* WRITTEN REQUEST *
Look through the entries below and count the lines with the word "this" in them; give only the number.
•••••
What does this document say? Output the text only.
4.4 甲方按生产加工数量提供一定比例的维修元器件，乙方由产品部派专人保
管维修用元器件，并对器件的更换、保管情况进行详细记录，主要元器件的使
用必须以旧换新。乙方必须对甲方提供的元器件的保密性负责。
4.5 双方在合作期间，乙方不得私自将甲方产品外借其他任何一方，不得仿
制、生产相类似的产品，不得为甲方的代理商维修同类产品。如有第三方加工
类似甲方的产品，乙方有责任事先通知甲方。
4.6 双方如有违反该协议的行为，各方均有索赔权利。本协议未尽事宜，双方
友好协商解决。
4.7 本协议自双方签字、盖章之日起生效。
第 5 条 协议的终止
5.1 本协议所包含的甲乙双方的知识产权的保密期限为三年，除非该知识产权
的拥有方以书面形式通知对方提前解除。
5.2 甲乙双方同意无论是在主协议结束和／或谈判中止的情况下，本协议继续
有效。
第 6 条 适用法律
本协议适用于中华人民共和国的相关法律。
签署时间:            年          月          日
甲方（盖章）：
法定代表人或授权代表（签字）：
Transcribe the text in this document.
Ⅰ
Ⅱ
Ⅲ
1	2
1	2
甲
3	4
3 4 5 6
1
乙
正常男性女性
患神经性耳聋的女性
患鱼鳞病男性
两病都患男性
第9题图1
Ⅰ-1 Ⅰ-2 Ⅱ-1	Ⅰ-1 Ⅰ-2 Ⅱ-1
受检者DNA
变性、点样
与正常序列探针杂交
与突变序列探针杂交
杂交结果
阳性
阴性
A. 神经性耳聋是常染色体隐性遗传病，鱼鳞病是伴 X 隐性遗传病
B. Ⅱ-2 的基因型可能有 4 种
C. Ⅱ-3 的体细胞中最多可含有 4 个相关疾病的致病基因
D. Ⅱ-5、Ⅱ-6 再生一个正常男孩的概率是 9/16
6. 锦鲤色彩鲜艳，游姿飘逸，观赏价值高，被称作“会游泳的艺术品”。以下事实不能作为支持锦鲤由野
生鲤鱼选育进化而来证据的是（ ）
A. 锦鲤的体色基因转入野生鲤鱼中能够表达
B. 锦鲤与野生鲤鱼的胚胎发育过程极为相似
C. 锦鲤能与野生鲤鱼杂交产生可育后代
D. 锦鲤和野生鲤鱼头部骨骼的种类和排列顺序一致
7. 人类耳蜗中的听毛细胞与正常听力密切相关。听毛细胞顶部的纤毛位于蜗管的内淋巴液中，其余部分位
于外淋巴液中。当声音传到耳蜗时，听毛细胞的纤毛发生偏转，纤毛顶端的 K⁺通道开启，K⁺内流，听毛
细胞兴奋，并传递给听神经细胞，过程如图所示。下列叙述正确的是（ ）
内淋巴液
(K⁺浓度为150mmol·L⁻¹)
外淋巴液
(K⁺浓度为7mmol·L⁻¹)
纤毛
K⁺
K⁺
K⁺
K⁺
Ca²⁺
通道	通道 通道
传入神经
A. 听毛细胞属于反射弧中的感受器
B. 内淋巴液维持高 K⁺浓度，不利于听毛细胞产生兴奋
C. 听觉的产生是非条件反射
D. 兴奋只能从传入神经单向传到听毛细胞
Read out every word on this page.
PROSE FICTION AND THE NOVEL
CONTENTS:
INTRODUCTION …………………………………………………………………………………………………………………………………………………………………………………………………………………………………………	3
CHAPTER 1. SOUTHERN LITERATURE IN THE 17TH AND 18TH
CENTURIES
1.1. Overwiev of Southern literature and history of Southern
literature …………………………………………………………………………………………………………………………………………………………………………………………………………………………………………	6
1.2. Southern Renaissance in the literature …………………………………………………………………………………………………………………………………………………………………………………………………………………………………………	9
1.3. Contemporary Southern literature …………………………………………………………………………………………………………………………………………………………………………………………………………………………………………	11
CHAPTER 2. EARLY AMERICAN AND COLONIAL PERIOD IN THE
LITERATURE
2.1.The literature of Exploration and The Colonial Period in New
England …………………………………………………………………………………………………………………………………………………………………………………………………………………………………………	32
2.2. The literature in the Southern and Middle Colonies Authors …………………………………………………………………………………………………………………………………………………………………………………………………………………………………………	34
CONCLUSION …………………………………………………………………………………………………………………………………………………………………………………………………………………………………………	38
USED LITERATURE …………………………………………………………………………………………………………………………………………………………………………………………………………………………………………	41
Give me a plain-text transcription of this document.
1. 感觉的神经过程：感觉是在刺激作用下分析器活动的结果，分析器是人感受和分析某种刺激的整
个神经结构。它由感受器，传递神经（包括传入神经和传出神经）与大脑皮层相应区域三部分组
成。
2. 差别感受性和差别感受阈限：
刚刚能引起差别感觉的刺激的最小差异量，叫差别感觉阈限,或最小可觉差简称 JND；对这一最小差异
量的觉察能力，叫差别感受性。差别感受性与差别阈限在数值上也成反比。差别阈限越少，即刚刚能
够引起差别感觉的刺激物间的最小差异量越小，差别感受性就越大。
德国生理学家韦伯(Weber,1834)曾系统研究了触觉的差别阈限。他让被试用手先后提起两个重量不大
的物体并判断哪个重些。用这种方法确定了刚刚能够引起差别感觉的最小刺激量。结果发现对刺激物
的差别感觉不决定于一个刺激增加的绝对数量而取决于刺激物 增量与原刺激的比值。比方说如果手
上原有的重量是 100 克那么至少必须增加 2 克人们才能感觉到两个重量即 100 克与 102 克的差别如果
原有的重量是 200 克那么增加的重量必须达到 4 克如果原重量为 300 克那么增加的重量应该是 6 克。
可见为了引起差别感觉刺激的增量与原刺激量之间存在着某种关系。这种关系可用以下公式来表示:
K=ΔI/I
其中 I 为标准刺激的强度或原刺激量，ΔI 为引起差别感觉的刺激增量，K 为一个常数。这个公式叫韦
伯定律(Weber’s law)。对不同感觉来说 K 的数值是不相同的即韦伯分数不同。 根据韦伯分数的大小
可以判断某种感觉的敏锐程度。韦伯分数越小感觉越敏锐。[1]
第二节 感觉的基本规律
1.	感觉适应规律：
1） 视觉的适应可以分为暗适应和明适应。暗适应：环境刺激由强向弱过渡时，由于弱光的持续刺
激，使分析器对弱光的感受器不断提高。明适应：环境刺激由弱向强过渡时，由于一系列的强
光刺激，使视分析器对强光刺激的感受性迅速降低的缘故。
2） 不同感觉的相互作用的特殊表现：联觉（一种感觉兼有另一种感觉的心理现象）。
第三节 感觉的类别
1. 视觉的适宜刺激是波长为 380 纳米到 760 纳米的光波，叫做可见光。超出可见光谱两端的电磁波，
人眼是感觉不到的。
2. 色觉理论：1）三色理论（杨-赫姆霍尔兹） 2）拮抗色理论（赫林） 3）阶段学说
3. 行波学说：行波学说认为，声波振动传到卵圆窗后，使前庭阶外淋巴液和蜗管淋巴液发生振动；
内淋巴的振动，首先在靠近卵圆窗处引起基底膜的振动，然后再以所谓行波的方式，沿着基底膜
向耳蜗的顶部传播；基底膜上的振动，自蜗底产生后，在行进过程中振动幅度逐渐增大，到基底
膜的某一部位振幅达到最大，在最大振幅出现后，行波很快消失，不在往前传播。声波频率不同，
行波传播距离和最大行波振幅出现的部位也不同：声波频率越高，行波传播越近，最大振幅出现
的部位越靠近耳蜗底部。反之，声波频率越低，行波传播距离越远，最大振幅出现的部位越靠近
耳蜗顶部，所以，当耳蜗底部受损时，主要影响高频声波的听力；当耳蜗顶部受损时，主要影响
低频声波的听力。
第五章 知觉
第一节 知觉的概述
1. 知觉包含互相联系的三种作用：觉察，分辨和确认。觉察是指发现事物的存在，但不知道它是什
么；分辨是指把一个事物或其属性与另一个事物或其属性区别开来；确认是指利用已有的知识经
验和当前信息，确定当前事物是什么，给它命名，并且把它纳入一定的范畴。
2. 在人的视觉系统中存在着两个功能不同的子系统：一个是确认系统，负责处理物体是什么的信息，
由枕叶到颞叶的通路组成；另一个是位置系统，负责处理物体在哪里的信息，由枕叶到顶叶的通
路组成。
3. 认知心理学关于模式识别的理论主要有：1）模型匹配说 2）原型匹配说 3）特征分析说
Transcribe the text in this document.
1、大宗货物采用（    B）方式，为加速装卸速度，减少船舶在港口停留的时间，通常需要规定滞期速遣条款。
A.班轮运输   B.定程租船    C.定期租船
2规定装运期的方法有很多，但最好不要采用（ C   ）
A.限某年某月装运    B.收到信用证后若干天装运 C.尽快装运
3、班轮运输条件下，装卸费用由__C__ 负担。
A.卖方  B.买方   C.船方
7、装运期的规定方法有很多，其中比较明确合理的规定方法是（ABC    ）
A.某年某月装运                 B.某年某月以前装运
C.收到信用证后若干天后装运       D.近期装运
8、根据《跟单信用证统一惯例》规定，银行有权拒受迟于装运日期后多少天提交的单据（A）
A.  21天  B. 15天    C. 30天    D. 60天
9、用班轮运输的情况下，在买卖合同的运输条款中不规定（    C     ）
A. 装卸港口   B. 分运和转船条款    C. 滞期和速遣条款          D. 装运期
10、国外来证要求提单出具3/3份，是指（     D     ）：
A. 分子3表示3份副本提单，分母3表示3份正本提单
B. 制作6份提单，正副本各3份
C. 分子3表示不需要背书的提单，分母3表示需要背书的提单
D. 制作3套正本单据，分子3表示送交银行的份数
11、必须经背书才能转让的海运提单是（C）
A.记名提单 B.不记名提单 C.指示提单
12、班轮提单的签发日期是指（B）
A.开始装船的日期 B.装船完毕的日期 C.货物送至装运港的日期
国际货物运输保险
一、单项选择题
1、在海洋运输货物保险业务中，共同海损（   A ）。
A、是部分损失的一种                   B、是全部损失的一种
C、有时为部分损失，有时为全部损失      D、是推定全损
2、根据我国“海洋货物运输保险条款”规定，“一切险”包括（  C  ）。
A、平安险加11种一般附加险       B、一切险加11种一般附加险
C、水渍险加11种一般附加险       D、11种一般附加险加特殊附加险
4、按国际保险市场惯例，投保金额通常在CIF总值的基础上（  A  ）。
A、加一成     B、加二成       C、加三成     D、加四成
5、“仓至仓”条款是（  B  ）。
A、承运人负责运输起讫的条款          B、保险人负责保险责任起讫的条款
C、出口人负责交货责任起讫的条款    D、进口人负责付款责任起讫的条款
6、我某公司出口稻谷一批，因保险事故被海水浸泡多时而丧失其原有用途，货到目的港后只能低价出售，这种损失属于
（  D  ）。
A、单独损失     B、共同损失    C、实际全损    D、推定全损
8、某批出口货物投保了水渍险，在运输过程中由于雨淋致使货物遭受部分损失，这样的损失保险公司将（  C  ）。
•••••
* REPLY TO THE EXERCISE *
5